Print the listing that follows, character for character.

---- EXTRACTED INFORMATION

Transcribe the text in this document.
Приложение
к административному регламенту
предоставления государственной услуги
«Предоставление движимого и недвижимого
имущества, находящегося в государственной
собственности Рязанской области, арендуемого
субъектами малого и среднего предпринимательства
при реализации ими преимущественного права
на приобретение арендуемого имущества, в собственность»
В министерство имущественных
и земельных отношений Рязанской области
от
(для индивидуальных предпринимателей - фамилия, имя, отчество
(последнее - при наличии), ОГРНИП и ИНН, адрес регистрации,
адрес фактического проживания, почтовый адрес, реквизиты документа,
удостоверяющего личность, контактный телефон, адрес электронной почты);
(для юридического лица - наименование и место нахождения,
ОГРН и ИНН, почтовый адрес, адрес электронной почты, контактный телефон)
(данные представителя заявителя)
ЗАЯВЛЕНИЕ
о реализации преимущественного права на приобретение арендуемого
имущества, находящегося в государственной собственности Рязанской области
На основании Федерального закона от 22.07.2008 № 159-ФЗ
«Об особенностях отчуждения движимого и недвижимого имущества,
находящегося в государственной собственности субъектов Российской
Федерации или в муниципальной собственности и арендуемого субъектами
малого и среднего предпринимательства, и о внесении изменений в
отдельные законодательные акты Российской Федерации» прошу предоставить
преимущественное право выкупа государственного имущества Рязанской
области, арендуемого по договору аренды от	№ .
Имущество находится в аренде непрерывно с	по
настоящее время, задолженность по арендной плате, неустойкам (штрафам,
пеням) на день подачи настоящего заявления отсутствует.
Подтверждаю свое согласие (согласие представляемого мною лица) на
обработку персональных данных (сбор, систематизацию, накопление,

--------

# COMPLETE OUTPUT
Transcribe the text in this document.
Приложение
к административному регламенту
предоставления государственной услуги
«Предоставление движимого и недвижимого
имущества, находящегося в государственной
собственности Рязанской области, арендуемого
субъектами малого и среднего предпринимательства
при реализации ими преимущественного права
на приобретение арендуемого имущества, в собственность»
В министерство имущественных
и земельных отношений Рязанской области
от
(для индивидуальных предпринимателей - фамилия, имя, отчество
(последнее - при наличии), ОГРНИП и ИНН, адрес регистрации,
адрес фактического проживания, почтовый адрес, реквизиты документа,
удостоверяющего личность, контактный телефон, адрес электронной почты);
(для юридического лица - наименование и место нахождения,
ОГРН и ИНН, почтовый адрес, адрес электронной почты, контактный телефон)
(данные представителя заявителя)
ЗАЯВЛЕНИЕ
о реализации преимущественного права на приобретение арендуемого
имущества, находящегося в государственной собственности Рязанской области
На основании Федерального закона от 22.07.2008 № 159-ФЗ
«Об особенностях отчуждения движимого и недвижимого имущества,
находящегося в государственной собственности субъектов Российской
Федерации или в муниципальной собственности и арендуемого субъектами
малого и среднего предпринимательства, и о внесении изменений в
отдельные законодательные акты Российской Федерации» прошу предоставить
преимущественное право выкупа государственного имущества Рязанской
области, арендуемого по договору аренды от	№ .
Имущество находится в аренде непрерывно с	по
настоящее время, задолженность по арендной плате, неустойкам (штрафам,
пеням) на день подачи настоящего заявления отсутствует.
Подтверждаю свое согласие (согласие представляемого мною лица) на
обработку персональных данных (сбор, систематизацию, накопление,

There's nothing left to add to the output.